## Dataset extract:
------------------------------------------------
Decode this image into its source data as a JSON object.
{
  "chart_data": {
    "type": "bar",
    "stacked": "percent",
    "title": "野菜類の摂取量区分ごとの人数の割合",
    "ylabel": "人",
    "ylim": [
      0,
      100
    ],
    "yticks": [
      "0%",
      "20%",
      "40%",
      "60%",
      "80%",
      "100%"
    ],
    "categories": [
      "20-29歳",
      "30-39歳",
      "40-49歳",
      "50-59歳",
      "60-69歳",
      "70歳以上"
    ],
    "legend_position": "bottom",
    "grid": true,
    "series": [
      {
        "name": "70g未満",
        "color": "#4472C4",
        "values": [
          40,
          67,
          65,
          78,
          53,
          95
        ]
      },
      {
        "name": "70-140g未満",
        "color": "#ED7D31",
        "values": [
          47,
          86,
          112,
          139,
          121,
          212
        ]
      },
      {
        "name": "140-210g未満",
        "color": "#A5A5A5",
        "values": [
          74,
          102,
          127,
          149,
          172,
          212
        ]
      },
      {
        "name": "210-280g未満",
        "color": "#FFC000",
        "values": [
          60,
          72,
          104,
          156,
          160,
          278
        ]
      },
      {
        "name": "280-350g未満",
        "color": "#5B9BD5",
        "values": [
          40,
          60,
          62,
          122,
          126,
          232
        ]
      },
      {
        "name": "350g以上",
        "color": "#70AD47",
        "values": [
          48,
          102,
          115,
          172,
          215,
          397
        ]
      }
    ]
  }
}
------------------------------------------------
## Work to be completed:
All of the entries above need to be reproduced exactly.

## The response:
Decode this image into its source data as a JSON object.
{
  "chart_data": {
    "type": "bar",
    "stacked": "percent",
    "title": "野菜類の摂取量区分ごとの人数の割合",
    "ylabel": "人",
    "ylim": [
      0,
      100
    ],
    "yticks": [
      "0%",
      "20%",
      "40%",
      "60%",
      "80%",
      "100%"
    ],
    "categories": [
      "20-29歳",
      "30-39歳",
      "40-49歳",
      "50-59歳",
      "60-69歳",
      "70歳以上"
    ],
    "legend_position": "bottom",
    "grid": true,
    "series": [
      {
        "name": "70g未満",
        "color": "#4472C4",
        "values": [
          40,
          67,
          65,
          78,
          53,
          95
        ]
      },
      {
        "name": "70-140g未満",
        "color": "#ED7D31",
        "values": [
          47,
          86,
          112,
          139,
          121,
          212
        ]
      },
      {
        "name": "140-210g未満",
        "color": "#A5A5A5",
        "values": [
          74,
          102,
          127,
          149,
          172,
          212
        ]
      },
      {
        "name": "210-280g未満",
        "color": "#FFC000",
        "values": [
          60,
          72,
          104,
          156,
          160,
          278
        ]
      },
      {
        "name": "280-350g未満",
        "color": "#5B9BD5",
        "values": [
          40,
          60,
          62,
          122,
          126,
          232
        ]
      },
      {
        "name": "350g以上",
        "color": "#70AD47",
        "values": [
          48,
          102,
          115,
          172,
          215,
          397
        ]
      }
    ]
  }
}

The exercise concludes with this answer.